►

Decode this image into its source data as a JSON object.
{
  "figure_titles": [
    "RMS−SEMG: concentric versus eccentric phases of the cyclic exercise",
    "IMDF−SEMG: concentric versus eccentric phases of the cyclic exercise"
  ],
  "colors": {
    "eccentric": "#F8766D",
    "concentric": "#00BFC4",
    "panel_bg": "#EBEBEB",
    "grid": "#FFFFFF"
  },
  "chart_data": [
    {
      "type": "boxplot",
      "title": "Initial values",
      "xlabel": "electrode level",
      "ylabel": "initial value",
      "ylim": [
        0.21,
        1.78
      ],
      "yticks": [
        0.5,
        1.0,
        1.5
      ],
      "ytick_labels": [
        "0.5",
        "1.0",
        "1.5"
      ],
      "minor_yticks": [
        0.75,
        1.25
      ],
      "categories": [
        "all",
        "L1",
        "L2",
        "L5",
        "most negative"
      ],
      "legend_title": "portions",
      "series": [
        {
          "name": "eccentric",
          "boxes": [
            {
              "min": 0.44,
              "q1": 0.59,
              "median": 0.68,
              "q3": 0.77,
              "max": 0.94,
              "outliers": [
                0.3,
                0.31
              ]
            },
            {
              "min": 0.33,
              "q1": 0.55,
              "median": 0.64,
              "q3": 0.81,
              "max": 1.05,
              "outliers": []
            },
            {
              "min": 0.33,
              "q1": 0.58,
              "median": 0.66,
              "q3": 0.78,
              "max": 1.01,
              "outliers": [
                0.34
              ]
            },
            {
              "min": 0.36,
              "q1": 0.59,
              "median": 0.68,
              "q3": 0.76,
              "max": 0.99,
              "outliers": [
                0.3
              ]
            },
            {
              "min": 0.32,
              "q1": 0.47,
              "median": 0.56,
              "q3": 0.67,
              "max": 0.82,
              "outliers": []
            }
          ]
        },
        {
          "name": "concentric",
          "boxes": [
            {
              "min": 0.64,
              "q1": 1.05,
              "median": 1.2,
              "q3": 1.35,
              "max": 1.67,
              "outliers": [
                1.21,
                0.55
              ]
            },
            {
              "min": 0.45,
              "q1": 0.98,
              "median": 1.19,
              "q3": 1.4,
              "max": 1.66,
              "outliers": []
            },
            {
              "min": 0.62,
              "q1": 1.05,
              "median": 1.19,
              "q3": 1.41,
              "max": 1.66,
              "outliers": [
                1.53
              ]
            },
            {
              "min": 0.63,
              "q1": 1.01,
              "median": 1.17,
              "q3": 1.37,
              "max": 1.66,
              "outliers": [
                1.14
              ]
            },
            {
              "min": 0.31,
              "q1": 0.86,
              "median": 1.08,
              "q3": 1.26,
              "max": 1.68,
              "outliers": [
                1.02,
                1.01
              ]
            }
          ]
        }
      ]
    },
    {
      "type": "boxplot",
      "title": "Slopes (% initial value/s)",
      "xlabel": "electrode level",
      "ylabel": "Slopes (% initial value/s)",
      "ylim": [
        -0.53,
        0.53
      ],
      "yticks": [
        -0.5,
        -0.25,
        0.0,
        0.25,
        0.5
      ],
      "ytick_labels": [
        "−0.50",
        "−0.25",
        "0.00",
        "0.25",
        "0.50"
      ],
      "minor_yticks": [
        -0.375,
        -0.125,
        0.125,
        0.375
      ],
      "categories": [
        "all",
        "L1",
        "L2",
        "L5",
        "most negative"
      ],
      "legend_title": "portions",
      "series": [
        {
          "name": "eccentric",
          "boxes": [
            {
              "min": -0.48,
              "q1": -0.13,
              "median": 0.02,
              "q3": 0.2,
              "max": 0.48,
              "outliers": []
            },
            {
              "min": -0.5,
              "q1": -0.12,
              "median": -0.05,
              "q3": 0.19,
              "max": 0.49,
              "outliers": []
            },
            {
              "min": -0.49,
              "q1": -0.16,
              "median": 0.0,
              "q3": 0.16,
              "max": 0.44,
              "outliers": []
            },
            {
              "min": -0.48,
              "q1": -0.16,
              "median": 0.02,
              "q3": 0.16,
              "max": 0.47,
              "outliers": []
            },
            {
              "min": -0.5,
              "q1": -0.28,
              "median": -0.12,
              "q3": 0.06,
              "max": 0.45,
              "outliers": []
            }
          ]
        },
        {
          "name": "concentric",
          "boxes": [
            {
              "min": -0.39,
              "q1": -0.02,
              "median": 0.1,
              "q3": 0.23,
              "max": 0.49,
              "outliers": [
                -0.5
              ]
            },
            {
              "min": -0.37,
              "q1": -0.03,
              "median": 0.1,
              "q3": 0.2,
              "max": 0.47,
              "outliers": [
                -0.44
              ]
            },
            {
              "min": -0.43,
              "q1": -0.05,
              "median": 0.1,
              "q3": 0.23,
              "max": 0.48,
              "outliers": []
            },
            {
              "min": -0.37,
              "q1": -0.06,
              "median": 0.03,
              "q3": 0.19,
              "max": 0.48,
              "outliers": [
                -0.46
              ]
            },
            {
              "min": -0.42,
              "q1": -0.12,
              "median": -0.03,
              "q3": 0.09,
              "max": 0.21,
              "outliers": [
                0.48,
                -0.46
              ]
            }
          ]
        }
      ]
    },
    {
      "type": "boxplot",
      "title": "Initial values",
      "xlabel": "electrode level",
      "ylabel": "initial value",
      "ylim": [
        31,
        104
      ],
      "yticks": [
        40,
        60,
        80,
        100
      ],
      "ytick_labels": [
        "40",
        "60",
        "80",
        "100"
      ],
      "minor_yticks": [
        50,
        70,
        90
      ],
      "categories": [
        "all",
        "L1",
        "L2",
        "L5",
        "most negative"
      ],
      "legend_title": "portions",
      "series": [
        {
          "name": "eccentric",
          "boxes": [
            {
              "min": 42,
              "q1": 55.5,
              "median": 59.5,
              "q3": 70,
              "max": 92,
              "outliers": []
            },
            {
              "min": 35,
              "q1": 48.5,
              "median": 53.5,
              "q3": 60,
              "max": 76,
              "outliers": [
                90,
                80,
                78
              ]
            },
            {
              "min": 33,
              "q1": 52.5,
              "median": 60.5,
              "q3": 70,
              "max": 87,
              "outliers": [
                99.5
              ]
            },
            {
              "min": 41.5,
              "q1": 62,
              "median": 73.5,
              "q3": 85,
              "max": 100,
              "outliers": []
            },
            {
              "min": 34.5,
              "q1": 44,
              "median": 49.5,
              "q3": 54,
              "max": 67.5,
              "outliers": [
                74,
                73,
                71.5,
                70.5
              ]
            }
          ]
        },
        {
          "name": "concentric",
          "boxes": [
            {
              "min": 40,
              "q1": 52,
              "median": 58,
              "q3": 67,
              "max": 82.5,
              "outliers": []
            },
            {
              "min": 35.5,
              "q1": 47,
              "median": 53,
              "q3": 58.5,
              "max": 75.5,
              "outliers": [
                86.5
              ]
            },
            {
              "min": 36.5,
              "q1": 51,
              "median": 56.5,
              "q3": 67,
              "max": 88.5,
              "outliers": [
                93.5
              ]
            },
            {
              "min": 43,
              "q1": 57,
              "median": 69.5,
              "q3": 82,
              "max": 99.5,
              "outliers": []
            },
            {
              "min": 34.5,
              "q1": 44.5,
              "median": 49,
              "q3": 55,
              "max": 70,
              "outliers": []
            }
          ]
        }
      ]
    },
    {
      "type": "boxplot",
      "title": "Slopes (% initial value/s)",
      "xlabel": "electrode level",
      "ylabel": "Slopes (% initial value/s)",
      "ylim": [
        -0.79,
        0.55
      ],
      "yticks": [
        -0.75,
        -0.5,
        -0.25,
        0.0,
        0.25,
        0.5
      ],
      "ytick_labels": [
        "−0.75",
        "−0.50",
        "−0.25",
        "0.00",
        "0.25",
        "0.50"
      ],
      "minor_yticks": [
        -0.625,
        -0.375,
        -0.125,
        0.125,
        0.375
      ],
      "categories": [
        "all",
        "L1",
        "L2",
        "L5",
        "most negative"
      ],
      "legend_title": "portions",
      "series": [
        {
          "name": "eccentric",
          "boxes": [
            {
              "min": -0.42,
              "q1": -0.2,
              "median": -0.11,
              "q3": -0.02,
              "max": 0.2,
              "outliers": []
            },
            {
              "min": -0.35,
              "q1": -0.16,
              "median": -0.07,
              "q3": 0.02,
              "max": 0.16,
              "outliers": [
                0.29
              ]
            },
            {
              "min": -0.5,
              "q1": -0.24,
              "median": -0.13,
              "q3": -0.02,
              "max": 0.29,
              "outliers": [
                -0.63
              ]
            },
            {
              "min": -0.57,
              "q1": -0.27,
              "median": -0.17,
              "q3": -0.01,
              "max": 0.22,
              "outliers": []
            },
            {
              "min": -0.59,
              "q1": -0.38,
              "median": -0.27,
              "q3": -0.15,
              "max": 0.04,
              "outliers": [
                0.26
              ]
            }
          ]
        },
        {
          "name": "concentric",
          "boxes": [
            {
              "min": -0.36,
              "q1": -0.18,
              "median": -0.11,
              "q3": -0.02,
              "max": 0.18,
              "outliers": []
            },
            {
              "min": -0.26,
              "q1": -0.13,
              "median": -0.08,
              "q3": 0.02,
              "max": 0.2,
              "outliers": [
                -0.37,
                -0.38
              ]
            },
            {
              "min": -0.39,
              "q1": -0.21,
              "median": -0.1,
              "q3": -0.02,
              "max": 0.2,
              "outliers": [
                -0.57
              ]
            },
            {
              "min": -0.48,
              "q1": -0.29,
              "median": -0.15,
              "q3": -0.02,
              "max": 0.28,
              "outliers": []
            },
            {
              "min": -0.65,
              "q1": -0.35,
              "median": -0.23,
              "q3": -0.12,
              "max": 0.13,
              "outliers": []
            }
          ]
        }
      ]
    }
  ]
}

◄

- [INSTRUCTION]
From the data above, work out how many lines contain the string "cyclic" and reply with only the number.

- [COMPLETE RESPONSE]
2